Directions for this task
Pick out all lines in the listing holding the string "五声性的十二音序列" and copy them.

Saved entries:
========================

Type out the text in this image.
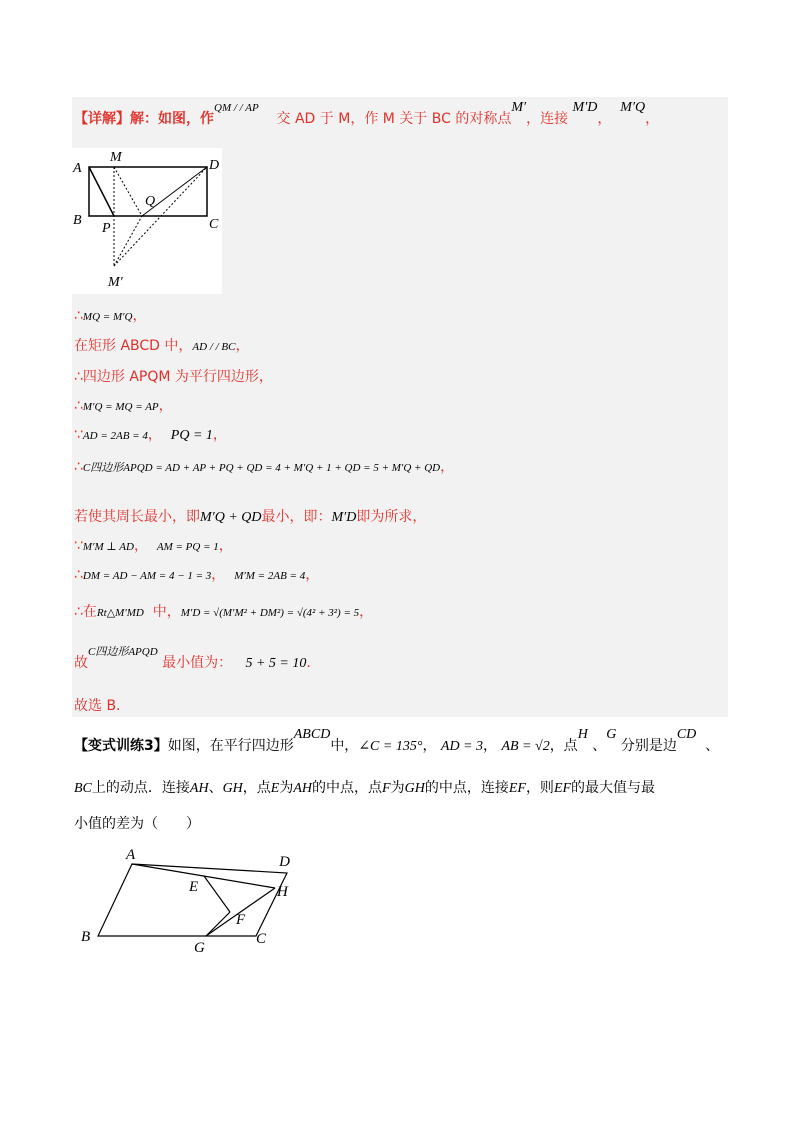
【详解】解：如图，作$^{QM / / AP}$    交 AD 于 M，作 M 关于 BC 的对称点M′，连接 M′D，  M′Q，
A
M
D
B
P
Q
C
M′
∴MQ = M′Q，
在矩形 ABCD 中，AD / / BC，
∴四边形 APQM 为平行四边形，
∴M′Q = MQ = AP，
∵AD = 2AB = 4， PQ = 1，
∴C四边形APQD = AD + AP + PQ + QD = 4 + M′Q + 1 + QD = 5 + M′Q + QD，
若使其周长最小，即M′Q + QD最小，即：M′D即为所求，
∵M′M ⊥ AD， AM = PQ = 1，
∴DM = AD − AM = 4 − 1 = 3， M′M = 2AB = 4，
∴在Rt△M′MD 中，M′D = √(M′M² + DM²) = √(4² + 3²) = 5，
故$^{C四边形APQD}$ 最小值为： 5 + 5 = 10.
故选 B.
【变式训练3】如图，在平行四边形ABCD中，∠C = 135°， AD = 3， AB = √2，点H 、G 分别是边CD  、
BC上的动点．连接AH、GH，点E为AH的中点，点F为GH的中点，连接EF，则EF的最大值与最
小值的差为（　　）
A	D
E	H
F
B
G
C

========================

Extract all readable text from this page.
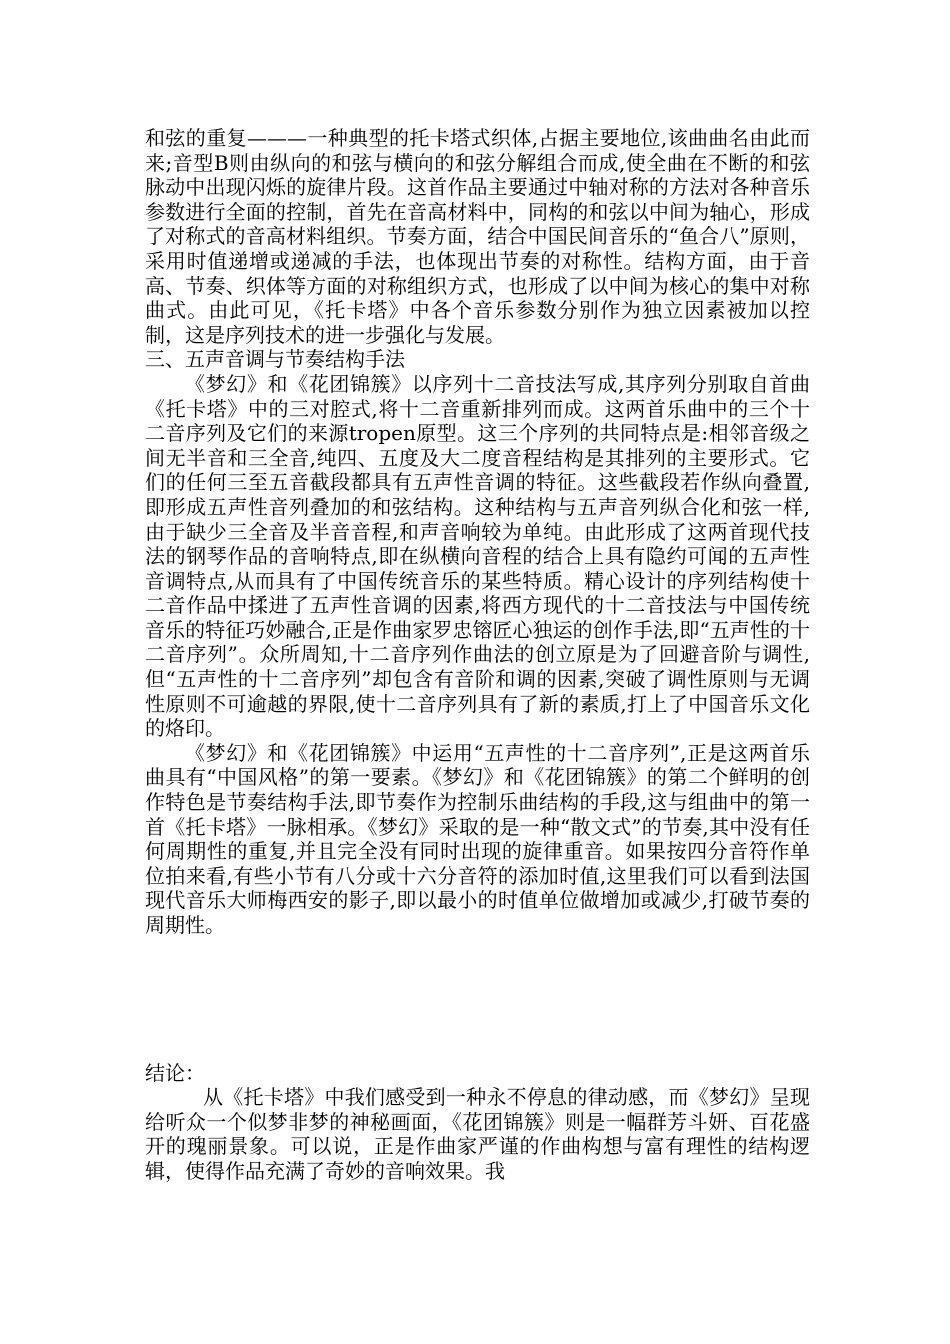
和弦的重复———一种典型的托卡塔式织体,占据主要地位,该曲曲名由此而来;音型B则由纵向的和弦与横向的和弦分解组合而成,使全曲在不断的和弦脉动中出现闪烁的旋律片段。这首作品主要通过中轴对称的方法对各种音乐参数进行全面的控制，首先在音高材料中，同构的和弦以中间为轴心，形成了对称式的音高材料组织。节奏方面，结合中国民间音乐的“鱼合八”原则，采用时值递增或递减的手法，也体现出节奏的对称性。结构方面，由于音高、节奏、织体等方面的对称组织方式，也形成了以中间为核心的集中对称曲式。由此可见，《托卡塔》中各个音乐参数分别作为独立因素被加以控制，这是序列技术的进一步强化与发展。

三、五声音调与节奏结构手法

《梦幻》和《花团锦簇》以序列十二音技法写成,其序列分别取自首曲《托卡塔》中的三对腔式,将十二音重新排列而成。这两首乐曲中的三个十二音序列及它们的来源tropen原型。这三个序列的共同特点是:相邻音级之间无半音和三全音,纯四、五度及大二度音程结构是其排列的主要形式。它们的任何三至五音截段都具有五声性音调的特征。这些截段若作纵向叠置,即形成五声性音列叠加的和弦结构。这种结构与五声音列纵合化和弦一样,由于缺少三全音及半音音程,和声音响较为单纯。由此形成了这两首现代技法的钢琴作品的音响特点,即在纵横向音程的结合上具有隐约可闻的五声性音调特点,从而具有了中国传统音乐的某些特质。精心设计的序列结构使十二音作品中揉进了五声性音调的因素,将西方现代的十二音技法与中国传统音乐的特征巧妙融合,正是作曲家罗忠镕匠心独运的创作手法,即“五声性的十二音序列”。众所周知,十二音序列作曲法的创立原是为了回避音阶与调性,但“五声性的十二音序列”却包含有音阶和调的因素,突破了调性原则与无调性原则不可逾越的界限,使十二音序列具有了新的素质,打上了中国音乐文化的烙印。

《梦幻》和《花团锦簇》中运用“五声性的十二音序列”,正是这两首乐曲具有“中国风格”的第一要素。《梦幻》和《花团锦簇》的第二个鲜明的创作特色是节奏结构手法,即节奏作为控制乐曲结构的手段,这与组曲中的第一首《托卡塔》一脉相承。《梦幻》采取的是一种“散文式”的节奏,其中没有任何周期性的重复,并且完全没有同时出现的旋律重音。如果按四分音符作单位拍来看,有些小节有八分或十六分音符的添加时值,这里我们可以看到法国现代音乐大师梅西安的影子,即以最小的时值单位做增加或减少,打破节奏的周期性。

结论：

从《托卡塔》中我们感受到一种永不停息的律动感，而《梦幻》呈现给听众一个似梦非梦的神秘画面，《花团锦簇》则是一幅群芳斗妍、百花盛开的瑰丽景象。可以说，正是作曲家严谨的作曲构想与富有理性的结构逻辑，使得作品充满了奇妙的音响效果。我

========================

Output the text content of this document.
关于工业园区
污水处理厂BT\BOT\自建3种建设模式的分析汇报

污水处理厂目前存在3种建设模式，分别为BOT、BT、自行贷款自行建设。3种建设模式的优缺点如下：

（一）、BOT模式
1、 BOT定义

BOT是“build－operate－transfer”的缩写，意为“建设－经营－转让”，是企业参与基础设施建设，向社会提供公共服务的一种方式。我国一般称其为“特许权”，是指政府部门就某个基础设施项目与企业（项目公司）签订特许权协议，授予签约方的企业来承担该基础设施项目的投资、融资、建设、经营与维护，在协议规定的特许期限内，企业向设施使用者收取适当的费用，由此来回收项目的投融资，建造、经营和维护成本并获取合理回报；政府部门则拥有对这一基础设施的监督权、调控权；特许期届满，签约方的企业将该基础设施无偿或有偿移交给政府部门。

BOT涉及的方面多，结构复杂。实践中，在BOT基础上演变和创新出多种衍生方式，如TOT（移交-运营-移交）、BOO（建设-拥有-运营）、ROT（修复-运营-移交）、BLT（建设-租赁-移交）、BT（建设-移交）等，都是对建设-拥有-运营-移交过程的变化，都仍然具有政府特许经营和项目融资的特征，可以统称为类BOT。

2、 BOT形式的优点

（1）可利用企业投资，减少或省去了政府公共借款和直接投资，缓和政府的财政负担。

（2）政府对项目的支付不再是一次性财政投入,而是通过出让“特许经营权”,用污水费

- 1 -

========================

Result
《梦幻》和《花团锦簇》以序列十二音技法写成,其序列分别取自首曲《托卡塔》中的三对腔式,将十二音重新排列而成。这两首乐曲中的三个十二音序列及它们的来源tropen原型。这三个序列的共同特点是:相邻音级之间无半音和三全音,纯四、五度及大二度音程结构是其排列的主要形式。它们的任何三至五音截段都具有五声性音调的特征。这些截段若作纵向叠置,即形成五声性音列叠加的和弦结构。这种结构与五声音列纵合化和弦一样,由于缺少三全音及半音音程,和声音响较为单纯。由此形成了这两首现代技法的钢琴作品的音响特点,即在纵横向音程的结合上具有隐约可闻的五声性音调特点,从而具有了中国传统音乐的某些特质。精心设计的序列结构使十二音作品中揉进了五声性音调的因素,将西方现代的十二音技法与中国传统音乐的特征巧妙融合,正是作曲家罗忠镕匠心独运的创作手法,即“五声性的十二音序列”。众所周知,十二音序列作曲法的创立原是为了回避音阶与调性,但“五声性的十二音序列”却包含有音阶和调的因素,突破了调性原则与无调性原则不可逾越的界限,使十二音序列具有了新的素质,打上了中国音乐文化的烙印。
《梦幻》和《花团锦簇》中运用“五声性的十二音序列”,正是这两首乐曲具有“中国风格”的第一要素。《梦幻》和《花团锦簇》的第二个鲜明的创作特色是节奏结构手法,即节奏作为控制乐曲结构的手段,这与组曲中的第一首《托卡塔》一脉相承。《梦幻》采取的是一种“散文式”的节奏,其中没有任何周期性的重复,并且完全没有同时出现的旋律重音。如果按四分音符作单位拍来看,有些小节有八分或十六分音符的添加时值,这里我们可以看到法国现代音乐大师梅西安的影子,即以最小的时值单位做增加或减少,打破节奏的周期性。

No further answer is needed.